RECORDS TO USE:
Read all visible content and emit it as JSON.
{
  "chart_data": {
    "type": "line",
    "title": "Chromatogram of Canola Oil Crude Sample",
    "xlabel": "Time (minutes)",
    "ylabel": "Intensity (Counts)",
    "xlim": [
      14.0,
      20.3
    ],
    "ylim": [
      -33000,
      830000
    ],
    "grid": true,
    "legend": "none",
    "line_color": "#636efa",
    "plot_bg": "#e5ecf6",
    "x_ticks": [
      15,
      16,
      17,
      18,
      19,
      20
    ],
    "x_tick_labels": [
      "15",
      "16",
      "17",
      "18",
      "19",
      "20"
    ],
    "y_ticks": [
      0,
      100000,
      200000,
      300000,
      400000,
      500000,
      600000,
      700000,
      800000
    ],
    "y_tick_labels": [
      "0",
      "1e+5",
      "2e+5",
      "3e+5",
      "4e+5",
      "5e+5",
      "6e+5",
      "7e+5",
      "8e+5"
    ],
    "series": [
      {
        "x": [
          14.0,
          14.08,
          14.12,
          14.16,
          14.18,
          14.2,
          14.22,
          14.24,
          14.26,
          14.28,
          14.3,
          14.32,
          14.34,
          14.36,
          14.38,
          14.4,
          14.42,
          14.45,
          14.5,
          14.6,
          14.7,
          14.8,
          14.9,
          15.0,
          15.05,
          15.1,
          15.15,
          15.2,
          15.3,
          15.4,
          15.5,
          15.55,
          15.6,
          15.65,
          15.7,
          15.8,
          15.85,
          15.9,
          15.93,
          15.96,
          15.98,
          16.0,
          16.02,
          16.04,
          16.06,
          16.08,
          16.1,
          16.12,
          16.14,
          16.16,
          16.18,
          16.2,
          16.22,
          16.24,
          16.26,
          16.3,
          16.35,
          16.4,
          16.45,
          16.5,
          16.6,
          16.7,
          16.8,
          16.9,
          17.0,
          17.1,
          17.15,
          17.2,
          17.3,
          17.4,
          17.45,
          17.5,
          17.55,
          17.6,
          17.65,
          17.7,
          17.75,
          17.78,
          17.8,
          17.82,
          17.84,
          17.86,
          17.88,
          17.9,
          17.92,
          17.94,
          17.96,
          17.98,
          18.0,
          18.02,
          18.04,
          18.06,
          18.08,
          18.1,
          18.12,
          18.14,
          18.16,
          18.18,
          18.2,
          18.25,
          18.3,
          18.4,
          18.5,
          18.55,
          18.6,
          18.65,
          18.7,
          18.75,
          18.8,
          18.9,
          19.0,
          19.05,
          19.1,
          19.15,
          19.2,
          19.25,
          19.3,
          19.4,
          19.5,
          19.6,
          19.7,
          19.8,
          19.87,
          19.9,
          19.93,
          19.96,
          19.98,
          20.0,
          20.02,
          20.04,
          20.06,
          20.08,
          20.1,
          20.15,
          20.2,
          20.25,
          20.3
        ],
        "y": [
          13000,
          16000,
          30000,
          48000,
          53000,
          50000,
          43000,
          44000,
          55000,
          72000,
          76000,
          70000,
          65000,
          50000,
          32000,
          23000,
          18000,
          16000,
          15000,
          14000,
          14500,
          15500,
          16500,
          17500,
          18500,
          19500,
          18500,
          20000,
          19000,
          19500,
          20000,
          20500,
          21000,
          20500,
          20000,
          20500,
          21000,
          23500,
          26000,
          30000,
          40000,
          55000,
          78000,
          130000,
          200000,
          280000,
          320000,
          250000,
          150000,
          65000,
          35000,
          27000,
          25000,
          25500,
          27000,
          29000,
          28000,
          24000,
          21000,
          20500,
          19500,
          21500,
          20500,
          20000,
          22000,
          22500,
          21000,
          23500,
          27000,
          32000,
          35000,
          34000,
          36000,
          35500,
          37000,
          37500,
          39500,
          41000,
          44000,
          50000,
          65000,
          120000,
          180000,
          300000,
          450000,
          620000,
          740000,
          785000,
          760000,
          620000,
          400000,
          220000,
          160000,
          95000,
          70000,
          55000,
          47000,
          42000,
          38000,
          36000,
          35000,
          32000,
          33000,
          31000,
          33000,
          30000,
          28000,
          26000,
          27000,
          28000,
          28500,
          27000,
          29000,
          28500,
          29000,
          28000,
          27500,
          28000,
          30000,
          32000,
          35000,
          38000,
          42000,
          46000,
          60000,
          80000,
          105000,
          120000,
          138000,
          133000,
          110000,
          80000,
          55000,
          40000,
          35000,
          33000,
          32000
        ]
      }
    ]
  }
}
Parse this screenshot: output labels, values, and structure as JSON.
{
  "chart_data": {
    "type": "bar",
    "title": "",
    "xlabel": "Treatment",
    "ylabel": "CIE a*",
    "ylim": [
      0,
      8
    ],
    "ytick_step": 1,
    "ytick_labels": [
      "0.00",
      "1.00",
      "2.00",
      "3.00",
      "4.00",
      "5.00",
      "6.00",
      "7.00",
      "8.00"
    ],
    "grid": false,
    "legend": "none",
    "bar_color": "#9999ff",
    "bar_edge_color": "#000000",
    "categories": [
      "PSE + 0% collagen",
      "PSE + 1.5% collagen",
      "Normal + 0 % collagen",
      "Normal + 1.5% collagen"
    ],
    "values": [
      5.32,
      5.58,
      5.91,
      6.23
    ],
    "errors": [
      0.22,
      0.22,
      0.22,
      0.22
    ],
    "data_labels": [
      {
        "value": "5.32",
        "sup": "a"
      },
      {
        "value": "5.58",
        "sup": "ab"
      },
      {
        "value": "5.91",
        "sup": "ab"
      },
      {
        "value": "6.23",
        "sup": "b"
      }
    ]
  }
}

EXERCISE:
Give an exact copy of all the data shown above.

TASK ANSWER:
Read all visible content and emit it as JSON.
{
  "chart_data": {
    "type": "line",
    "title": "Chromatogram of Canola Oil Crude Sample",
    "xlabel": "Time (minutes)",
    "ylabel": "Intensity (Counts)",
    "xlim": [
      14.0,
      20.3
    ],
    "ylim": [
      -33000,
      830000
    ],
    "grid": true,
    "legend": "none",
    "line_color": "#636efa",
    "plot_bg": "#e5ecf6",
    "x_ticks": [
      15,
      16,
      17,
      18,
      19,
      20
    ],
    "x_tick_labels": [
      "15",
      "16",
      "17",
      "18",
      "19",
      "20"
    ],
    "y_ticks": [
      0,
      100000,
      200000,
      300000,
      400000,
      500000,
      600000,
      700000,
      800000
    ],
    "y_tick_labels": [
      "0",
      "1e+5",
      "2e+5",
      "3e+5",
      "4e+5",
      "5e+5",
      "6e+5",
      "7e+5",
      "8e+5"
    ],
    "series": [
      {
        "x": [
          14.0,
          14.08,
          14.12,
          14.16,
          14.18,
          14.2,
          14.22,
          14.24,
          14.26,
          14.28,
          14.3,
          14.32,
          14.34,
          14.36,
          14.38,
          14.4,
          14.42,
          14.45,
          14.5,
          14.6,
          14.7,
          14.8,
          14.9,
          15.0,
          15.05,
          15.1,
          15.15,
          15.2,
          15.3,
          15.4,
          15.5,
          15.55,
          15.6,
          15.65,
          15.7,
          15.8,
          15.85,
          15.9,
          15.93,
          15.96,
          15.98,
          16.0,
          16.02,
          16.04,
          16.06,
          16.08,
          16.1,
          16.12,
          16.14,
          16.16,
          16.18,
          16.2,
          16.22,
          16.24,
          16.26,
          16.3,
          16.35,
          16.4,
          16.45,
          16.5,
          16.6,
          16.7,
          16.8,
          16.9,
          17.0,
          17.1,
          17.15,
          17.2,
          17.3,
          17.4,
          17.45,
          17.5,
          17.55,
          17.6,
          17.65,
          17.7,
          17.75,
          17.78,
          17.8,
          17.82,
          17.84,
          17.86,
          17.88,
          17.9,
          17.92,
          17.94,
          17.96,
          17.98,
          18.0,
          18.02,
          18.04,
          18.06,
          18.08,
          18.1,
          18.12,
          18.14,
          18.16,
          18.18,
          18.2,
          18.25,
          18.3,
          18.4,
          18.5,
          18.55,
          18.6,
          18.65,
          18.7,
          18.75,
          18.8,
          18.9,
          19.0,
          19.05,
          19.1,
          19.15,
          19.2,
          19.25,
          19.3,
          19.4,
          19.5,
          19.6,
          19.7,
          19.8,
          19.87,
          19.9,
          19.93,
          19.96,
          19.98,
          20.0,
          20.02,
          20.04,
          20.06,
          20.08,
          20.1,
          20.15,
          20.2,
          20.25,
          20.3
        ],
        "y": [
          13000,
          16000,
          30000,
          48000,
          53000,
          50000,
          43000,
          44000,
          55000,
          72000,
          76000,
          70000,
          65000,
          50000,
          32000,
          23000,
          18000,
          16000,
          15000,
          14000,
          14500,
          15500,
          16500,
          17500,
          18500,
          19500,
          18500,
          20000,
          19000,
          19500,
          20000,
          20500,
          21000,
          20500,
          20000,
          20500,
          21000,
          23500,
          26000,
          30000,
          40000,
          55000,
          78000,
          130000,
          200000,
          280000,
          320000,
          250000,
          150000,
          65000,
          35000,
          27000,
          25000,
          25500,
          27000,
          29000,
          28000,
          24000,
          21000,
          20500,
          19500,
          21500,
          20500,
          20000,
          22000,
          22500,
          21000,
          23500,
          27000,
          32000,
          35000,
          34000,
          36000,
          35500,
          37000,
          37500,
          39500,
          41000,
          44000,
          50000,
          65000,
          120000,
          180000,
          300000,
          450000,
          620000,
          740000,
          785000,
          760000,
          620000,
          400000,
          220000,
          160000,
          95000,
          70000,
          55000,
          47000,
          42000,
          38000,
          36000,
          35000,
          32000,
          33000,
          31000,
          33000,
          30000,
          28000,
          26000,
          27000,
          28000,
          28500,
          27000,
          29000,
          28500,
          29000,
          28000,
          27500,
          28000,
          30000,
          32000,
          35000,
          38000,
          42000,
          46000,
          60000,
          80000,
          105000,
          120000,
          138000,
          133000,
          110000,
          80000,
          55000,
          40000,
          35000,
          33000,
          32000
        ]
      }
    ]
  }
}
Parse this screenshot: output labels, values, and structure as JSON.
{
  "chart_data": {
    "type": "bar",
    "title": "",
    "xlabel": "Treatment",
    "ylabel": "CIE a*",
    "ylim": [
      0,
      8
    ],
    "ytick_step": 1,
    "ytick_labels": [
      "0.00",
      "1.00",
      "2.00",
      "3.00",
      "4.00",
      "5.00",
      "6.00",
      "7.00",
      "8.00"
    ],
    "grid": false,
    "legend": "none",
    "bar_color": "#9999ff",
    "bar_edge_color": "#000000",
    "categories": [
      "PSE + 0% collagen",
      "PSE + 1.5% collagen",
      "Normal + 0 % collagen",
      "Normal + 1.5% collagen"
    ],
    "values": [
      5.32,
      5.58,
      5.91,
      6.23
    ],
    "errors": [
      0.22,
      0.22,
      0.22,
      0.22
    ],
    "data_labels": [
      {
        "value": "5.32",
        "sup": "a"
      },
      {
        "value": "5.58",
        "sup": "ab"
      },
      {
        "value": "5.91",
        "sup": "ab"
      },
      {
        "value": "6.23",
        "sup": "b"
      }
    ]
  }
}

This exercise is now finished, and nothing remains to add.